● **DATA EXTRACT**
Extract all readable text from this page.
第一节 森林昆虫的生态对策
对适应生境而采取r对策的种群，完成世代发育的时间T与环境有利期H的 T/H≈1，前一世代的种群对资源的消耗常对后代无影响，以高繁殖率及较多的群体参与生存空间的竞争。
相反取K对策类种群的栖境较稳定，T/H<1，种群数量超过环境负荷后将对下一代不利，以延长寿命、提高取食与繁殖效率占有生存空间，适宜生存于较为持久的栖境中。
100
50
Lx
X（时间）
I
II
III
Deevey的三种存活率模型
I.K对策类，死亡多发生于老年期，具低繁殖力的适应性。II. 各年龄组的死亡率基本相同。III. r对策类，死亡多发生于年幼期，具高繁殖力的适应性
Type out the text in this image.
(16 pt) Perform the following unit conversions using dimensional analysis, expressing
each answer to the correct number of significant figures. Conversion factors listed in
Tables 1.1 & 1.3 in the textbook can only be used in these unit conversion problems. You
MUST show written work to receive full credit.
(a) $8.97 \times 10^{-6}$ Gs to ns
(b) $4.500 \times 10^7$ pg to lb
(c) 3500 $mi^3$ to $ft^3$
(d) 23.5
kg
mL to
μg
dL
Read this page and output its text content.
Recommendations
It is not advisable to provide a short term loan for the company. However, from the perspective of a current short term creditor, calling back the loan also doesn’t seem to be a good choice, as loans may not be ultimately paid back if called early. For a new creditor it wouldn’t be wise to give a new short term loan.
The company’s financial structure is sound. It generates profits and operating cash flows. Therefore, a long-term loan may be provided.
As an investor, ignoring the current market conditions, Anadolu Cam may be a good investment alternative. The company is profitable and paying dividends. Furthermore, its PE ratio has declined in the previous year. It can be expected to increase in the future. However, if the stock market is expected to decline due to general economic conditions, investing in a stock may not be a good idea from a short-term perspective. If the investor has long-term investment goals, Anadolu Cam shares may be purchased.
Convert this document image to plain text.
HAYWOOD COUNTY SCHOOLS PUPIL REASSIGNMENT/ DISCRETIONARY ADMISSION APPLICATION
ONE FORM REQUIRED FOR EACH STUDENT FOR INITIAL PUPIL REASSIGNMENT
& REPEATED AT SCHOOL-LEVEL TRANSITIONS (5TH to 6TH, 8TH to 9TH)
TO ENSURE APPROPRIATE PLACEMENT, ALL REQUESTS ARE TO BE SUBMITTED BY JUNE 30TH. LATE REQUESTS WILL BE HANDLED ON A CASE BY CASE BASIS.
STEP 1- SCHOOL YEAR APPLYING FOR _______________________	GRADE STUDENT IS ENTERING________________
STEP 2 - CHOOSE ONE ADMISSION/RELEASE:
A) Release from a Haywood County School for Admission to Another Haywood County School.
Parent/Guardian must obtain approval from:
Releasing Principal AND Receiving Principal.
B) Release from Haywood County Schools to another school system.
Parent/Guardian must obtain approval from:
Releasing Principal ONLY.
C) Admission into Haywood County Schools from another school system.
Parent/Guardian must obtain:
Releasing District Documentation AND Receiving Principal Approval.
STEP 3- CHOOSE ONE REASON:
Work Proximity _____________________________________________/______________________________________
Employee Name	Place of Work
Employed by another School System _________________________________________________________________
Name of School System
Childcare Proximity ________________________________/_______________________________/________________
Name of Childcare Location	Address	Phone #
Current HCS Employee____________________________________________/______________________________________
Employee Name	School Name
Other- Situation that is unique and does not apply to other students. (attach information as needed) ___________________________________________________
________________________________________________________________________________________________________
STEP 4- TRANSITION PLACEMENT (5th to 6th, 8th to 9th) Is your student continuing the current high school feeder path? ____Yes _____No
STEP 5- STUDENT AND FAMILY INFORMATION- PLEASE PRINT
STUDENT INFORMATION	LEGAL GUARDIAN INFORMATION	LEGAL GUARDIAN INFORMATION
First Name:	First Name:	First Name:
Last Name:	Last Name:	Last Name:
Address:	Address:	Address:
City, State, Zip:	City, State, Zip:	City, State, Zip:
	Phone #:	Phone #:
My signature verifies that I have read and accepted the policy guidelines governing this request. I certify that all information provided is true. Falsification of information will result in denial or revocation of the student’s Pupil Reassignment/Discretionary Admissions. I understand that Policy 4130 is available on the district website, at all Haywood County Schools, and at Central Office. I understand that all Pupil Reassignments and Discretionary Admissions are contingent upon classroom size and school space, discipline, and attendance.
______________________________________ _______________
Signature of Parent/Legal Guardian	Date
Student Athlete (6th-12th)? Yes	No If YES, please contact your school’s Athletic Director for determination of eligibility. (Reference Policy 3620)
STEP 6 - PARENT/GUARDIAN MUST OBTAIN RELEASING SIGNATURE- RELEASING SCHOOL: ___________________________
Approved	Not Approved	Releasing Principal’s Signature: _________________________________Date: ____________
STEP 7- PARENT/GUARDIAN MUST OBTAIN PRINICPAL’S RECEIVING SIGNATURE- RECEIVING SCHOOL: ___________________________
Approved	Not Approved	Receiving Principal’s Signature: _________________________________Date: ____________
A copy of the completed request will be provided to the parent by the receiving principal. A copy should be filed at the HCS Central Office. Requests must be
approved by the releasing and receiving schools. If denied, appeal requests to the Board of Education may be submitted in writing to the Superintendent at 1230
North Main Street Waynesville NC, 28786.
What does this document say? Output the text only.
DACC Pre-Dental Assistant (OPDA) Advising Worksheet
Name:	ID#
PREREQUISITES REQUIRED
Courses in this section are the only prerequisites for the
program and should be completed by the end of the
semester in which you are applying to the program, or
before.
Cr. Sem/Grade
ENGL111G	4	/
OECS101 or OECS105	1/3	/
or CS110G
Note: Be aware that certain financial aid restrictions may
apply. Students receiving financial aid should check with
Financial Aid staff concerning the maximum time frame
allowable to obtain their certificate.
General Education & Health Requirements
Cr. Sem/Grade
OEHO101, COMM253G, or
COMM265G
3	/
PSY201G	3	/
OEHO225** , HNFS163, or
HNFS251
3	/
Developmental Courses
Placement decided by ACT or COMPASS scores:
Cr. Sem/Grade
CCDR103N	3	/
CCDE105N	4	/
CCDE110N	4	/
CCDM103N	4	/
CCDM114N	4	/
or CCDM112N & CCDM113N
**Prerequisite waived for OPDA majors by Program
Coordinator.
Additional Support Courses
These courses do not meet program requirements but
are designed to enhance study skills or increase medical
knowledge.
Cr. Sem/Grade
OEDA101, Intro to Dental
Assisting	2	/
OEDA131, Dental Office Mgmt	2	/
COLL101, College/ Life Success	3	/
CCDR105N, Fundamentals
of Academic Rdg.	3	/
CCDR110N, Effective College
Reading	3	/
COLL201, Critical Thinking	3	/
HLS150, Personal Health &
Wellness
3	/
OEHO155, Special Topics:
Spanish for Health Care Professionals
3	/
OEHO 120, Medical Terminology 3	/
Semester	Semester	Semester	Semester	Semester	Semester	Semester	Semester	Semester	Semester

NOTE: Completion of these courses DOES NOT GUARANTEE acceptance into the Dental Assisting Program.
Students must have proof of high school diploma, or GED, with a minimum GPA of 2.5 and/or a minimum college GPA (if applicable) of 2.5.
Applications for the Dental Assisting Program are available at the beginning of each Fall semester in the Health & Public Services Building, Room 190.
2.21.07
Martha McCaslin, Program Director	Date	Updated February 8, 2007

● **TASK PROMPT**
Copy out every entry again, exactly as it was given.

● **FULL OUTPUT**
Extract all readable text from this page.
第一节 森林昆虫的生态对策
对适应生境而采取r对策的种群，完成世代发育的时间T与环境有利期H的 T/H≈1，前一世代的种群对资源的消耗常对后代无影响，以高繁殖率及较多的群体参与生存空间的竞争。
相反取K对策类种群的栖境较稳定，T/H<1，种群数量超过环境负荷后将对下一代不利，以延长寿命、提高取食与繁殖效率占有生存空间，适宜生存于较为持久的栖境中。
100
50
Lx
X（时间）
I
II
III
Deevey的三种存活率模型
I.K对策类，死亡多发生于老年期，具低繁殖力的适应性。II. 各年龄组的死亡率基本相同。III. r对策类，死亡多发生于年幼期，具高繁殖力的适应性
Type out the text in this image.
(16 pt) Perform the following unit conversions using dimensional analysis, expressing
each answer to the correct number of significant figures. Conversion factors listed in
Tables 1.1 & 1.3 in the textbook can only be used in these unit conversion problems. You
MUST show written work to receive full credit.
(a) $8.97 \times 10^{-6}$ Gs to ns
(b) $4.500 \times 10^7$ pg to lb
(c) 3500 $mi^3$ to $ft^3$
(d) 23.5
kg
mL to
μg
dL
Read this page and output its text content.
Recommendations
It is not advisable to provide a short term loan for the company. However, from the perspective of a current short term creditor, calling back the loan also doesn’t seem to be a good choice, as loans may not be ultimately paid back if called early. For a new creditor it wouldn’t be wise to give a new short term loan.
The company’s financial structure is sound. It generates profits and operating cash flows. Therefore, a long-term loan may be provided.
As an investor, ignoring the current market conditions, Anadolu Cam may be a good investment alternative. The company is profitable and paying dividends. Furthermore, its PE ratio has declined in the previous year. It can be expected to increase in the future. However, if the stock market is expected to decline due to general economic conditions, investing in a stock may not be a good idea from a short-term perspective. If the investor has long-term investment goals, Anadolu Cam shares may be purchased.
Convert this document image to plain text.
HAYWOOD COUNTY SCHOOLS PUPIL REASSIGNMENT/ DISCRETIONARY ADMISSION APPLICATION
ONE FORM REQUIRED FOR EACH STUDENT FOR INITIAL PUPIL REASSIGNMENT
& REPEATED AT SCHOOL-LEVEL TRANSITIONS (5TH to 6TH, 8TH to 9TH)
TO ENSURE APPROPRIATE PLACEMENT, ALL REQUESTS ARE TO BE SUBMITTED BY JUNE 30TH. LATE REQUESTS WILL BE HANDLED ON A CASE BY CASE BASIS.
STEP 1- SCHOOL YEAR APPLYING FOR _______________________	GRADE STUDENT IS ENTERING________________
STEP 2 - CHOOSE ONE ADMISSION/RELEASE:
A) Release from a Haywood County School for Admission to Another Haywood County School.
Parent/Guardian must obtain approval from:
Releasing Principal AND Receiving Principal.
B) Release from Haywood County Schools to another school system.
Parent/Guardian must obtain approval from:
Releasing Principal ONLY.
C) Admission into Haywood County Schools from another school system.
Parent/Guardian must obtain:
Releasing District Documentation AND Receiving Principal Approval.
STEP 3- CHOOSE ONE REASON:
Work Proximity _____________________________________________/______________________________________
Employee Name	Place of Work
Employed by another School System _________________________________________________________________
Name of School System
Childcare Proximity ________________________________/_______________________________/________________
Name of Childcare Location	Address	Phone #
Current HCS Employee____________________________________________/______________________________________
Employee Name	School Name
Other- Situation that is unique and does not apply to other students. (attach information as needed) ___________________________________________________
________________________________________________________________________________________________________
STEP 4- TRANSITION PLACEMENT (5th to 6th, 8th to 9th) Is your student continuing the current high school feeder path? ____Yes _____No
STEP 5- STUDENT AND FAMILY INFORMATION- PLEASE PRINT
STUDENT INFORMATION	LEGAL GUARDIAN INFORMATION	LEGAL GUARDIAN INFORMATION
First Name:	First Name:	First Name:
Last Name:	Last Name:	Last Name:
Address:	Address:	Address:
City, State, Zip:	City, State, Zip:	City, State, Zip:
	Phone #:	Phone #:
My signature verifies that I have read and accepted the policy guidelines governing this request. I certify that all information provided is true. Falsification of information will result in denial or revocation of the student’s Pupil Reassignment/Discretionary Admissions. I understand that Policy 4130 is available on the district website, at all Haywood County Schools, and at Central Office. I understand that all Pupil Reassignments and Discretionary Admissions are contingent upon classroom size and school space, discipline, and attendance.
______________________________________ _______________
Signature of Parent/Legal Guardian	Date
Student Athlete (6th-12th)? Yes	No If YES, please contact your school’s Athletic Director for determination of eligibility. (Reference Policy 3620)
STEP 6 - PARENT/GUARDIAN MUST OBTAIN RELEASING SIGNATURE- RELEASING SCHOOL: ___________________________
Approved	Not Approved	Releasing Principal’s Signature: _________________________________Date: ____________
STEP 7- PARENT/GUARDIAN MUST OBTAIN PRINICPAL’S RECEIVING SIGNATURE- RECEIVING SCHOOL: ___________________________
Approved	Not Approved	Receiving Principal’s Signature: _________________________________Date: ____________
A copy of the completed request will be provided to the parent by the receiving principal. A copy should be filed at the HCS Central Office. Requests must be
approved by the releasing and receiving schools. If denied, appeal requests to the Board of Education may be submitted in writing to the Superintendent at 1230
North Main Street Waynesville NC, 28786.
What does this document say? Output the text only.
DACC Pre-Dental Assistant (OPDA) Advising Worksheet
Name:	ID#
PREREQUISITES REQUIRED
Courses in this section are the only prerequisites for the
program and should be completed by the end of the
semester in which you are applying to the program, or
before.
Cr. Sem/Grade
ENGL111G	4	/
OECS101 or OECS105	1/3	/
or CS110G
Note: Be aware that certain financial aid restrictions may
apply. Students receiving financial aid should check with
Financial Aid staff concerning the maximum time frame
allowable to obtain their certificate.
General Education & Health Requirements
Cr. Sem/Grade
OEHO101, COMM253G, or
COMM265G
3	/
PSY201G	3	/
OEHO225** , HNFS163, or
HNFS251
3	/
Developmental Courses
Placement decided by ACT or COMPASS scores:
Cr. Sem/Grade
CCDR103N	3	/
CCDE105N	4	/
CCDE110N	4	/
CCDM103N	4	/
CCDM114N	4	/
or CCDM112N & CCDM113N
**Prerequisite waived for OPDA majors by Program
Coordinator.
Additional Support Courses
These courses do not meet program requirements but
are designed to enhance study skills or increase medical
knowledge.
Cr. Sem/Grade
OEDA101, Intro to Dental
Assisting	2	/
OEDA131, Dental Office Mgmt	2	/
COLL101, College/ Life Success	3	/
CCDR105N, Fundamentals
of Academic Rdg.	3	/
CCDR110N, Effective College
Reading	3	/
COLL201, Critical Thinking	3	/
HLS150, Personal Health &
Wellness
3	/
OEHO155, Special Topics:
Spanish for Health Care Professionals
3	/
OEHO 120, Medical Terminology 3	/
Semester	Semester	Semester	Semester	Semester	Semester	Semester	Semester	Semester	Semester

NOTE: Completion of these courses DOES NOT GUARANTEE acceptance into the Dental Assisting Program.
Students must have proof of high school diploma, or GED, with a minimum GPA of 2.5 and/or a minimum college GPA (if applicable) of 2.5.
Applications for the Dental Assisting Program are available at the beginning of each Fall semester in the Health & Public Services Building, Room 190.
2.21.07
Martha McCaslin, Program Director	Date	Updated February 8, 2007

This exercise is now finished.